= Set problem 1 =
In the import block below, which class comes from sklearn.decomposition?
= Set problem 2 =
List every module or submodule that the import block below binds to a shorter name with "as", giving each alias.
= Set problem 3 =
Translate the comment "Autoselect target device." from the import block below into Spanish.

= Text excerpt =
In [1]:
from joblib import dump, load
import os
import string
import pickle

import numpy as np
import matplotlib.pyplot as plt
import pandas as pd

from sklearn.feature_extraction.text import TfidfVectorizer, CountVectorizer
from sklearn.decomposition import LatentDirichletAllocation
from sklearn.cluster import KMeans
from sklearn.preprocessing import StandardScaler

import statsmodels.api as sm

from nltk.corpus import stopwords
from nltk.stem import WordNetLemmatizer

from sklearn.model_selection import train_test_split
from sklearn.svm import SVC
from sklearn.metrics import plot_confusion_matrix
from sklearn.linear_model import Ridge, GammaRegressor

# PyTorch stuff
import torch
from torch.utils.data import Dataset, DataLoader
from torch import nn
import torch.nn.functional as F

# Autoselect target device.

= Data segment =
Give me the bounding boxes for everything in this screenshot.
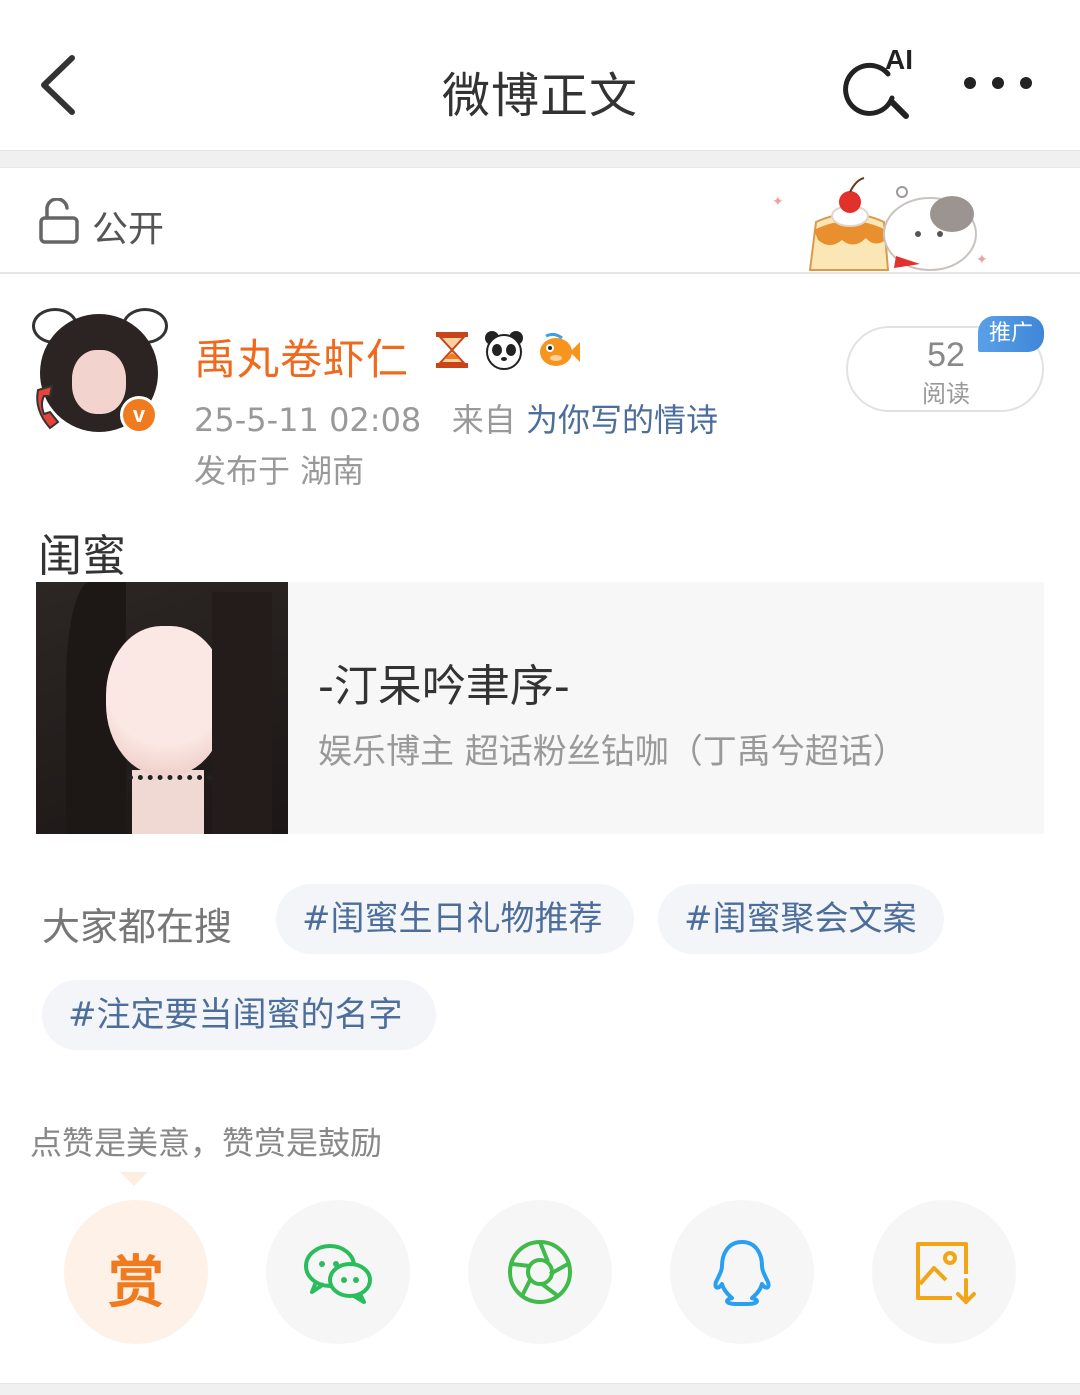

= Reply 1 =
LatentDirichletAllocation

= Reply 2 =
numpy as np
matplotlib.pyplot as plt
pandas as pd
statsmodels.api as sm
torch.nn.functional as F

= Reply 3 =
Seleccionar automáticamente el dispositivo de destino.